> _What to do_
The listing below should be copied in full, word for word.

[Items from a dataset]
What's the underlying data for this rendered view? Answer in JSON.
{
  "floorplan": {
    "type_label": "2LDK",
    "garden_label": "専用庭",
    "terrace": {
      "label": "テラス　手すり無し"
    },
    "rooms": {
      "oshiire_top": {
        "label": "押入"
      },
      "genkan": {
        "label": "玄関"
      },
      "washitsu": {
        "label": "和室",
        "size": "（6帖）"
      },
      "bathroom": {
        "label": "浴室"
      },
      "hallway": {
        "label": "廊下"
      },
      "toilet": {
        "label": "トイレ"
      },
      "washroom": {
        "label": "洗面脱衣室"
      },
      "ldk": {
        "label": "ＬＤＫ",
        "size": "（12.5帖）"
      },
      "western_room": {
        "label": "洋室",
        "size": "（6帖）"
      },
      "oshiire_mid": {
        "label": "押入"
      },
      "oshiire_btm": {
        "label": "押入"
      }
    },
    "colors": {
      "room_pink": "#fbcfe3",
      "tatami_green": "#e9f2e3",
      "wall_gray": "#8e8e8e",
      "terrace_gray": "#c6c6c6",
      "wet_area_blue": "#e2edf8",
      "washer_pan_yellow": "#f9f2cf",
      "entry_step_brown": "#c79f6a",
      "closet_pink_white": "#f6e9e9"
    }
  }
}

> _Worked answer_
What's the underlying data for this rendered view? Answer in JSON.
{
  "floorplan": {
    "type_label": "2LDK",
    "garden_label": "専用庭",
    "terrace": {
      "label": "テラス　手すり無し"
    },
    "rooms": {
      "oshiire_top": {
        "label": "押入"
      },
      "genkan": {
        "label": "玄関"
      },
      "washitsu": {
        "label": "和室",
        "size": "（6帖）"
      },
      "bathroom": {
        "label": "浴室"
      },
      "hallway": {
        "label": "廊下"
      },
      "toilet": {
        "label": "トイレ"
      },
      "washroom": {
        "label": "洗面脱衣室"
      },
      "ldk": {
        "label": "ＬＤＫ",
        "size": "（12.5帖）"
      },
      "western_room": {
        "label": "洋室",
        "size": "（6帖）"
      },
      "oshiire_mid": {
        "label": "押入"
      },
      "oshiire_btm": {
        "label": "押入"
      }
    },
    "colors": {
      "room_pink": "#fbcfe3",
      "tatami_green": "#e9f2e3",
      "wall_gray": "#8e8e8e",
      "terrace_gray": "#c6c6c6",
      "wet_area_blue": "#e2edf8",
      "washer_pan_yellow": "#f9f2cf",
      "entry_step_brown": "#c79f6a",
      "closet_pink_white": "#f6e9e9"
    }
  }
}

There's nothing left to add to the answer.